Could you rewrite the records below so that each "heart-icon" becomes "like-icon", with nothing else altered?

::: Entries :::

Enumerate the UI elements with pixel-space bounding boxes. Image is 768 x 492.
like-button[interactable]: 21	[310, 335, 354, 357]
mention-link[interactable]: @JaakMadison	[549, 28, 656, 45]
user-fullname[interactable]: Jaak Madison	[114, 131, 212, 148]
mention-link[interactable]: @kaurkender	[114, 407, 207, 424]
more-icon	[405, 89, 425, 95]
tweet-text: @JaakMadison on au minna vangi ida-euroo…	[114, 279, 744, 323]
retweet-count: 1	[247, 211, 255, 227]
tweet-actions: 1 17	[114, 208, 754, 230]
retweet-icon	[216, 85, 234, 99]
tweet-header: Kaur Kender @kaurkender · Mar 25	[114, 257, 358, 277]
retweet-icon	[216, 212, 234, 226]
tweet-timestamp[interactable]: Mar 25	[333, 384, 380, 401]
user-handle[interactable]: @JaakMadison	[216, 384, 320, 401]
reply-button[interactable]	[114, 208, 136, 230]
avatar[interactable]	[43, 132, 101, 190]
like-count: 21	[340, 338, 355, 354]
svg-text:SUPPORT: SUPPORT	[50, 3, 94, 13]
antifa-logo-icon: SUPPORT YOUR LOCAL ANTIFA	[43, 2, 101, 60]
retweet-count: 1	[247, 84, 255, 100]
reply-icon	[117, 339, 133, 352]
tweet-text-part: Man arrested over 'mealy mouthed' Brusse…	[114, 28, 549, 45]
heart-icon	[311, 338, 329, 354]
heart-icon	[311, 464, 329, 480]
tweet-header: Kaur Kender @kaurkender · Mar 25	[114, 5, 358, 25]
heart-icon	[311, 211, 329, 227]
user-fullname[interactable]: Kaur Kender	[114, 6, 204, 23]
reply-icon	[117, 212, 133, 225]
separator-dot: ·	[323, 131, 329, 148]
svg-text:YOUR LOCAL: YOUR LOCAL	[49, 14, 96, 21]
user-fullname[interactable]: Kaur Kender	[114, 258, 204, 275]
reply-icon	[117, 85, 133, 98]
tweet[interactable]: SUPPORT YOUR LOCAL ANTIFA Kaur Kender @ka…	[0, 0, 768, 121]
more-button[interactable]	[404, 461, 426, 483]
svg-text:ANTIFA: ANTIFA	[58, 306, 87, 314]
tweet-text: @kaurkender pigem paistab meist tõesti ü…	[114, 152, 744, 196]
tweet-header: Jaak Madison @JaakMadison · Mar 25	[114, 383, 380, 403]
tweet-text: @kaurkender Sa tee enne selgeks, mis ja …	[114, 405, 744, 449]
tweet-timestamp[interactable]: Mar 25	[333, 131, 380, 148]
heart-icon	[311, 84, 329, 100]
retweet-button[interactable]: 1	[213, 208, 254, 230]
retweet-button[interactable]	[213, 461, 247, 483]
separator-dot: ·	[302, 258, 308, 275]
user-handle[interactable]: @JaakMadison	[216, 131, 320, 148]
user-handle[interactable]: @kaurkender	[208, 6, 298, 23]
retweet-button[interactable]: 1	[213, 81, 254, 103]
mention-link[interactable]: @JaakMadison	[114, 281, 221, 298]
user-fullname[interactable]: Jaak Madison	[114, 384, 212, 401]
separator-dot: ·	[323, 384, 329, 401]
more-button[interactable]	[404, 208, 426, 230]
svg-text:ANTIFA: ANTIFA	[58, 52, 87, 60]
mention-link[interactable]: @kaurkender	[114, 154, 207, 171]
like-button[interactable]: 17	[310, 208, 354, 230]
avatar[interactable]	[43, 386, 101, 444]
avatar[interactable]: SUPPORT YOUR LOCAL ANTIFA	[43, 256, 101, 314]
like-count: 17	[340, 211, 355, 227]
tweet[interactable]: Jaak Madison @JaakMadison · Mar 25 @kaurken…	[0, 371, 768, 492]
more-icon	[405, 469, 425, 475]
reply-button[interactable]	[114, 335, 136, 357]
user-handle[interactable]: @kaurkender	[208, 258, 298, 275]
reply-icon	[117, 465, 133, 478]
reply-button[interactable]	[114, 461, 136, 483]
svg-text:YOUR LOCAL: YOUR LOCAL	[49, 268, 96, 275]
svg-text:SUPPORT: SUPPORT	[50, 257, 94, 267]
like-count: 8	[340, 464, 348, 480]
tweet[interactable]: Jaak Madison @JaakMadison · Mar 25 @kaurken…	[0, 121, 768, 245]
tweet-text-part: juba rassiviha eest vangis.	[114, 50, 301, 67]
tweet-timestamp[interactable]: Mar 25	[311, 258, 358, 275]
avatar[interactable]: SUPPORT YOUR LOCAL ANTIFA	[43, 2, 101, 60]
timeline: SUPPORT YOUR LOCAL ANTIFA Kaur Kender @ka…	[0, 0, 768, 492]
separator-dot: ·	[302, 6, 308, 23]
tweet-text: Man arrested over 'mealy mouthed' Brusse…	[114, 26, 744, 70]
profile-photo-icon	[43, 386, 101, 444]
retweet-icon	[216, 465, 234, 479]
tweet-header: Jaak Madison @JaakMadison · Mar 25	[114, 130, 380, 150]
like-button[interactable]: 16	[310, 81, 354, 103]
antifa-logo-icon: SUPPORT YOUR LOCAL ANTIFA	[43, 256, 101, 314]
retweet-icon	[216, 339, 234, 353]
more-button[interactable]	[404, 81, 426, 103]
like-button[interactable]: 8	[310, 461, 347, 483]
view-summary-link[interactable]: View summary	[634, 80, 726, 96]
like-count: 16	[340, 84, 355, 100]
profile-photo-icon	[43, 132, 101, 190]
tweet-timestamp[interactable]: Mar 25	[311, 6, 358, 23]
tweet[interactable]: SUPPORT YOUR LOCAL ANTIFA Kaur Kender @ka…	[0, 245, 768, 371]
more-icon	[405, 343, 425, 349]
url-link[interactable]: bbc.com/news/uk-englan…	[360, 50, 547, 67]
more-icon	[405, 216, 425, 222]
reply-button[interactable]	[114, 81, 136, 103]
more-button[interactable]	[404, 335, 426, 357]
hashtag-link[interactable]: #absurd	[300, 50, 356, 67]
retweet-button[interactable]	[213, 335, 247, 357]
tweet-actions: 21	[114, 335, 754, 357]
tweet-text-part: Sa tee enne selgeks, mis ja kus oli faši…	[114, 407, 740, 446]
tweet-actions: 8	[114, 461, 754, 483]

:::

### Output below
Enumerate the UI elements with pixel-space bounding boxes. Image is 768 x 492.
like-button[interactable]: 21	[310, 335, 354, 357]
mention-link[interactable]: @JaakMadison	[549, 28, 656, 45]
user-fullname[interactable]: Jaak Madison	[114, 131, 212, 148]
mention-link[interactable]: @kaurkender	[114, 407, 207, 424]
more-icon	[405, 89, 425, 95]
tweet-text: @JaakMadison on au minna vangi ida-euroo…	[114, 279, 744, 323]
retweet-count: 1	[247, 211, 255, 227]
tweet-actions: 1 17	[114, 208, 754, 230]
retweet-icon	[216, 85, 234, 99]
tweet-header: Kaur Kender @kaurkender · Mar 25	[114, 257, 358, 277]
retweet-icon	[216, 212, 234, 226]
tweet-timestamp[interactable]: Mar 25	[333, 384, 380, 401]
user-handle[interactable]: @JaakMadison	[216, 384, 320, 401]
reply-button[interactable]	[114, 208, 136, 230]
avatar[interactable]	[43, 132, 101, 190]
like-count: 21	[340, 338, 355, 354]
svg-text:SUPPORT: SUPPORT	[50, 3, 94, 13]
antifa-logo-icon: SUPPORT YOUR LOCAL ANTIFA	[43, 2, 101, 60]
retweet-count: 1	[247, 84, 255, 100]
reply-icon	[117, 339, 133, 352]
tweet-text-part: Man arrested over 'mealy mouthed' Brusse…	[114, 28, 549, 45]
like-icon	[311, 338, 329, 354]
like-icon	[311, 464, 329, 480]
tweet-header: Kaur Kender @kaurkender · Mar 25	[114, 5, 358, 25]
like-icon	[311, 211, 329, 227]
user-fullname[interactable]: Kaur Kender	[114, 6, 204, 23]
reply-icon	[117, 212, 133, 225]
separator-dot: ·	[323, 131, 329, 148]
svg-text:YOUR LOCAL: YOUR LOCAL	[49, 14, 96, 21]
user-fullname[interactable]: Kaur Kender	[114, 258, 204, 275]
reply-icon	[117, 85, 133, 98]
tweet[interactable]: SUPPORT YOUR LOCAL ANTIFA Kaur Kender @ka…	[0, 0, 768, 121]
more-button[interactable]	[404, 461, 426, 483]
svg-text:ANTIFA: ANTIFA	[58, 306, 87, 314]
tweet-text: @kaurkender pigem paistab meist tõesti ü…	[114, 152, 744, 196]
tweet-header: Jaak Madison @JaakMadison · Mar 25	[114, 383, 380, 403]
tweet-text: @kaurkender Sa tee enne selgeks, mis ja …	[114, 405, 744, 449]
tweet-timestamp[interactable]: Mar 25	[333, 131, 380, 148]
like-icon	[311, 84, 329, 100]
retweet-button[interactable]: 1	[213, 208, 254, 230]
retweet-button[interactable]	[213, 461, 247, 483]
separator-dot: ·	[302, 258, 308, 275]
user-handle[interactable]: @JaakMadison	[216, 131, 320, 148]
user-handle[interactable]: @kaurkender	[208, 6, 298, 23]
retweet-button[interactable]: 1	[213, 81, 254, 103]
mention-link[interactable]: @JaakMadison	[114, 281, 221, 298]
user-fullname[interactable]: Jaak Madison	[114, 384, 212, 401]
separator-dot: ·	[323, 384, 329, 401]
more-button[interactable]	[404, 208, 426, 230]
svg-text:ANTIFA: ANTIFA	[58, 52, 87, 60]
mention-link[interactable]: @kaurkender	[114, 154, 207, 171]
like-button[interactable]: 17	[310, 208, 354, 230]
avatar[interactable]	[43, 386, 101, 444]
avatar[interactable]: SUPPORT YOUR LOCAL ANTIFA	[43, 256, 101, 314]
like-count: 17	[340, 211, 355, 227]
tweet[interactable]: Jaak Madison @JaakMadison · Mar 25 @kaurken…	[0, 371, 768, 492]
more-icon	[405, 469, 425, 475]
reply-button[interactable]	[114, 335, 136, 357]
user-handle[interactable]: @kaurkender	[208, 258, 298, 275]
reply-icon	[117, 465, 133, 478]
reply-button[interactable]	[114, 461, 136, 483]
svg-text:YOUR LOCAL: YOUR LOCAL	[49, 268, 96, 275]
svg-text:SUPPORT: SUPPORT	[50, 257, 94, 267]
like-count: 8	[340, 464, 348, 480]
tweet[interactable]: Jaak Madison @JaakMadison · Mar 25 @kaurken…	[0, 121, 768, 245]
tweet-text-part: juba rassiviha eest vangis.	[114, 50, 301, 67]
tweet-timestamp[interactable]: Mar 25	[311, 258, 358, 275]
avatar[interactable]: SUPPORT YOUR LOCAL ANTIFA	[43, 2, 101, 60]
timeline: SUPPORT YOUR LOCAL ANTIFA Kaur Kender @ka…	[0, 0, 768, 492]
separator-dot: ·	[302, 6, 308, 23]
tweet-text: Man arrested over 'mealy mouthed' Brusse…	[114, 26, 744, 70]
profile-photo-icon	[43, 386, 101, 444]
retweet-icon	[216, 465, 234, 479]
tweet-header: Jaak Madison @JaakMadison · Mar 25	[114, 130, 380, 150]
like-button[interactable]: 16	[310, 81, 354, 103]
antifa-logo-icon: SUPPORT YOUR LOCAL ANTIFA	[43, 256, 101, 314]
retweet-icon	[216, 339, 234, 353]
more-button[interactable]	[404, 81, 426, 103]
like-button[interactable]: 8	[310, 461, 347, 483]
view-summary-link[interactable]: View summary	[634, 80, 726, 96]
like-count: 16	[340, 84, 355, 100]
profile-photo-icon	[43, 132, 101, 190]
tweet-timestamp[interactable]: Mar 25	[311, 6, 358, 23]
tweet[interactable]: SUPPORT YOUR LOCAL ANTIFA Kaur Kender @ka…	[0, 245, 768, 371]
more-icon	[405, 343, 425, 349]
url-link[interactable]: bbc.com/news/uk-englan…	[360, 50, 547, 67]
more-icon	[405, 216, 425, 222]
reply-button[interactable]	[114, 81, 136, 103]
more-button[interactable]	[404, 335, 426, 357]
hashtag-link[interactable]: #absurd	[300, 50, 356, 67]
retweet-button[interactable]	[213, 335, 247, 357]
tweet-actions: 21	[114, 335, 754, 357]
tweet-text-part: Sa tee enne selgeks, mis ja kus oli faši…	[114, 407, 740, 446]
tweet-actions: 8	[114, 461, 754, 483]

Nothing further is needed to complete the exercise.